*Task brief*. Each line in the data must be reproduced as written, except for any picture.

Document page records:
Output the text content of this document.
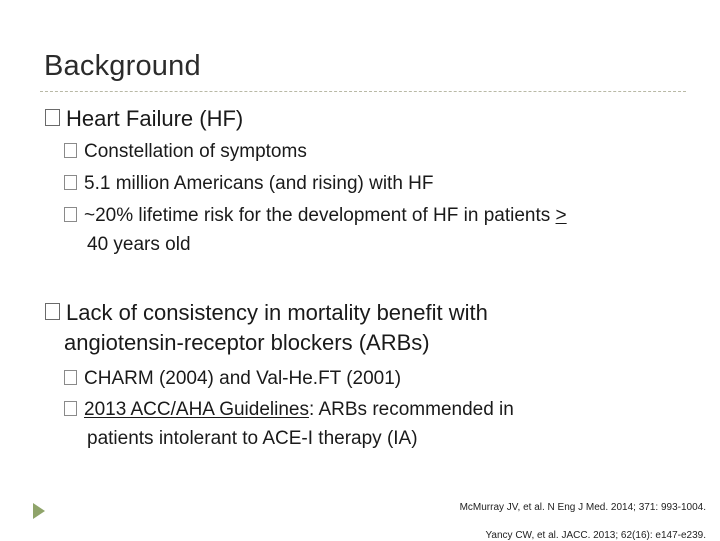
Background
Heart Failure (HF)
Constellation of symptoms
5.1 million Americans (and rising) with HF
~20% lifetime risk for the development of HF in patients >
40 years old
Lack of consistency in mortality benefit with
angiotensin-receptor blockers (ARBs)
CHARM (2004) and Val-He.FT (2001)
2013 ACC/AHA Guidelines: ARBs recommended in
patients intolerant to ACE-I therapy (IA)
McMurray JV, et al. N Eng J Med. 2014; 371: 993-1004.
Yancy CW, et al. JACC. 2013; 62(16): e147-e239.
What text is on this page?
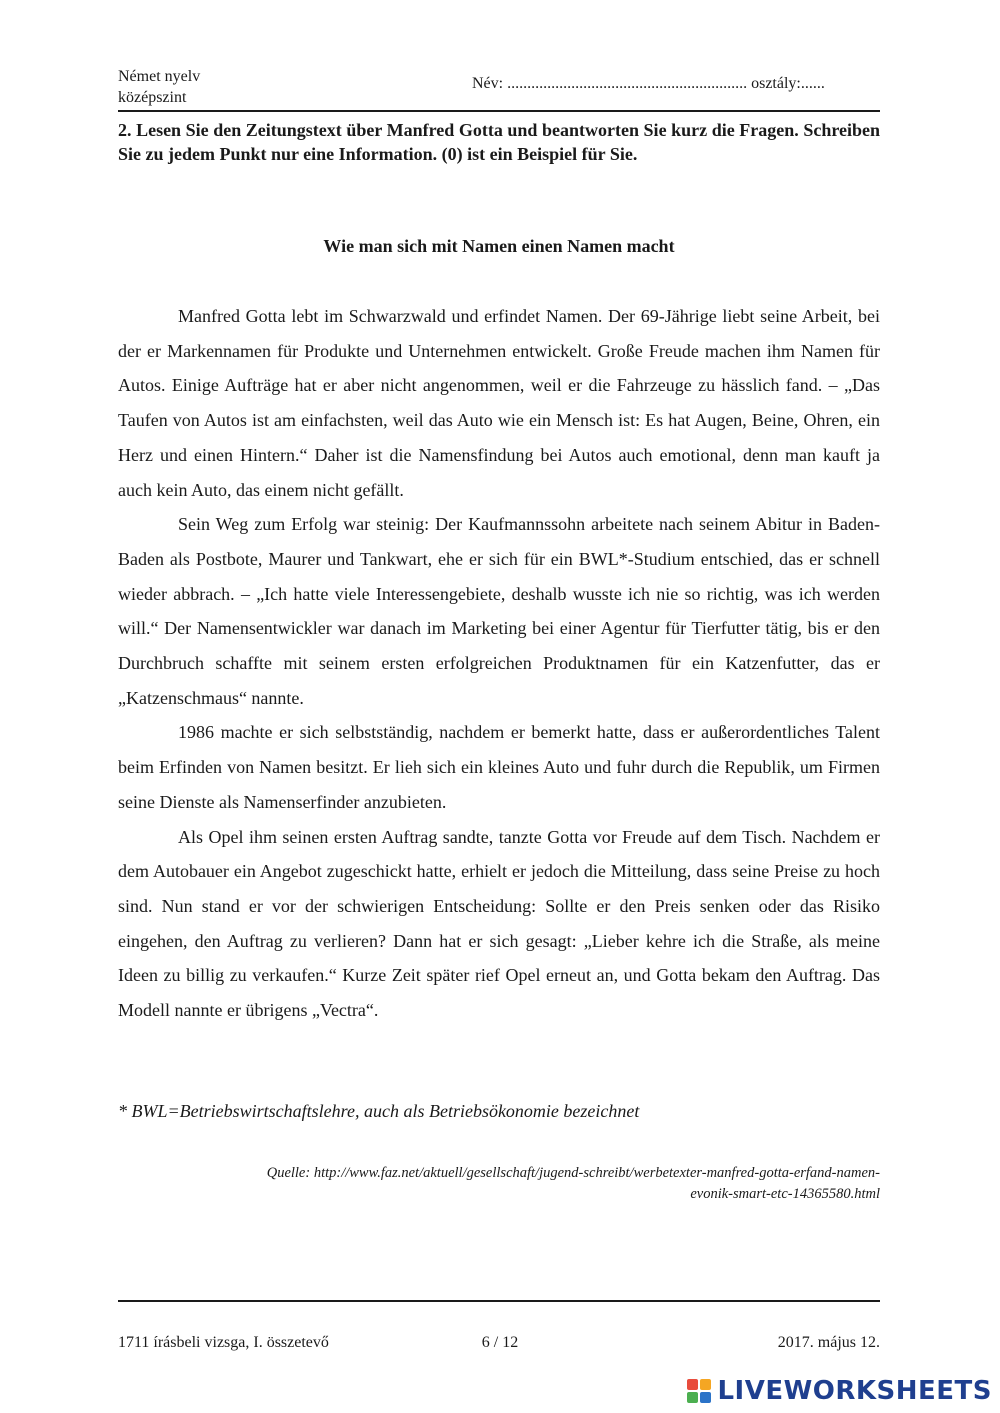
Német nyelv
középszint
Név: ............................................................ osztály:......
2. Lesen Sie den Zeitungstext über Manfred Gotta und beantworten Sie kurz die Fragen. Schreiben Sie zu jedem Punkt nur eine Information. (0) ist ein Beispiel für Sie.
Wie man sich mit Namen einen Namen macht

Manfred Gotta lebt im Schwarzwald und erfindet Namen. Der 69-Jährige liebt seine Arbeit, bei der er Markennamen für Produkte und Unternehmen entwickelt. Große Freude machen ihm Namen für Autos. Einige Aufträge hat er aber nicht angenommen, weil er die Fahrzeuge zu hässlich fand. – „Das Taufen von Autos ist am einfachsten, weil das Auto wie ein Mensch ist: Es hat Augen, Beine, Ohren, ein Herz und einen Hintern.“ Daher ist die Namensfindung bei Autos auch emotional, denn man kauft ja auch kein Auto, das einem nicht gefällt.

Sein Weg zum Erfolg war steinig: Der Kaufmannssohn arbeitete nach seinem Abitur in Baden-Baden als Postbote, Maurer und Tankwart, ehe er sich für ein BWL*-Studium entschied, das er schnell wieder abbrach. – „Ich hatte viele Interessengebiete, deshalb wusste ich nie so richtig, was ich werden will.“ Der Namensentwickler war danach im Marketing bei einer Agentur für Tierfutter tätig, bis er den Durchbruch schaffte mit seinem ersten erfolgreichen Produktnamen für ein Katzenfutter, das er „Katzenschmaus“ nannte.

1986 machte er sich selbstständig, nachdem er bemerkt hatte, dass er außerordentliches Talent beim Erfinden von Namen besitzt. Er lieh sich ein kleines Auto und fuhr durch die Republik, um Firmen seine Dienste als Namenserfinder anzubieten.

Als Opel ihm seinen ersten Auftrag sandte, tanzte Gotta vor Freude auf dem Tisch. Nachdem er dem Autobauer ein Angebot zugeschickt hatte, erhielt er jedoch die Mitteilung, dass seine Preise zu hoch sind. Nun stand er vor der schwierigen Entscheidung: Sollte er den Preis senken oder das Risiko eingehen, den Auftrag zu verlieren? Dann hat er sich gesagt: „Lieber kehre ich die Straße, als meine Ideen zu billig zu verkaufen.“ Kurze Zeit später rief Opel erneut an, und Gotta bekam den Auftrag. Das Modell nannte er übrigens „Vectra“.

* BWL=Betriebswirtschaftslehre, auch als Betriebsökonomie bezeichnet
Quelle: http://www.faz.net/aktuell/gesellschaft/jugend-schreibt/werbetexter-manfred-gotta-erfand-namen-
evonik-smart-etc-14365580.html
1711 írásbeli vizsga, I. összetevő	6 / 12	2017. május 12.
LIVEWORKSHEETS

*Answer box*.
Output the text content of this document.
Background
Heart Failure (HF)
Constellation of symptoms
5.1 million Americans (and rising) with HF
~20% lifetime risk for the development of HF in patients >
40 years old
Lack of consistency in mortality benefit with
angiotensin-receptor blockers (ARBs)
CHARM (2004) and Val-He.FT (2001)
2013 ACC/AHA Guidelines: ARBs recommended in
patients intolerant to ACE-I therapy (IA)
McMurray JV, et al. N Eng J Med. 2014; 371: 993-1004.
Yancy CW, et al. JACC. 2013; 62(16): e147-e239.
What text is on this page?
Német nyelv
középszint
Név: ............................................................ osztály:......
2. Lesen Sie den Zeitungstext über Manfred Gotta und beantworten Sie kurz die Fragen. Schreiben Sie zu jedem Punkt nur eine Information. (0) ist ein Beispiel für Sie.
Wie man sich mit Namen einen Namen macht

Manfred Gotta lebt im Schwarzwald und erfindet Namen. Der 69-Jährige liebt seine Arbeit, bei der er Markennamen für Produkte und Unternehmen entwickelt. Große Freude machen ihm Namen für Autos. Einige Aufträge hat er aber nicht angenommen, weil er die Fahrzeuge zu hässlich fand. – „Das Taufen von Autos ist am einfachsten, weil das Auto wie ein Mensch ist: Es hat Augen, Beine, Ohren, ein Herz und einen Hintern.“ Daher ist die Namensfindung bei Autos auch emotional, denn man kauft ja auch kein Auto, das einem nicht gefällt.

Sein Weg zum Erfolg war steinig: Der Kaufmannssohn arbeitete nach seinem Abitur in Baden-Baden als Postbote, Maurer und Tankwart, ehe er sich für ein BWL*-Studium entschied, das er schnell wieder abbrach. – „Ich hatte viele Interessengebiete, deshalb wusste ich nie so richtig, was ich werden will.“ Der Namensentwickler war danach im Marketing bei einer Agentur für Tierfutter tätig, bis er den Durchbruch schaffte mit seinem ersten erfolgreichen Produktnamen für ein Katzenfutter, das er „Katzenschmaus“ nannte.

1986 machte er sich selbstständig, nachdem er bemerkt hatte, dass er außerordentliches Talent beim Erfinden von Namen besitzt. Er lieh sich ein kleines Auto und fuhr durch die Republik, um Firmen seine Dienste als Namenserfinder anzubieten.

Als Opel ihm seinen ersten Auftrag sandte, tanzte Gotta vor Freude auf dem Tisch. Nachdem er dem Autobauer ein Angebot zugeschickt hatte, erhielt er jedoch die Mitteilung, dass seine Preise zu hoch sind. Nun stand er vor der schwierigen Entscheidung: Sollte er den Preis senken oder das Risiko eingehen, den Auftrag zu verlieren? Dann hat er sich gesagt: „Lieber kehre ich die Straße, als meine Ideen zu billig zu verkaufen.“ Kurze Zeit später rief Opel erneut an, und Gotta bekam den Auftrag. Das Modell nannte er übrigens „Vectra“.

* BWL=Betriebswirtschaftslehre, auch als Betriebsökonomie bezeichnet
Quelle: http://www.faz.net/aktuell/gesellschaft/jugend-schreibt/werbetexter-manfred-gotta-erfand-namen-
evonik-smart-etc-14365580.html
1711 írásbeli vizsga, I. összetevő	6 / 12	2017. május 12.
LIVEWORKSHEETS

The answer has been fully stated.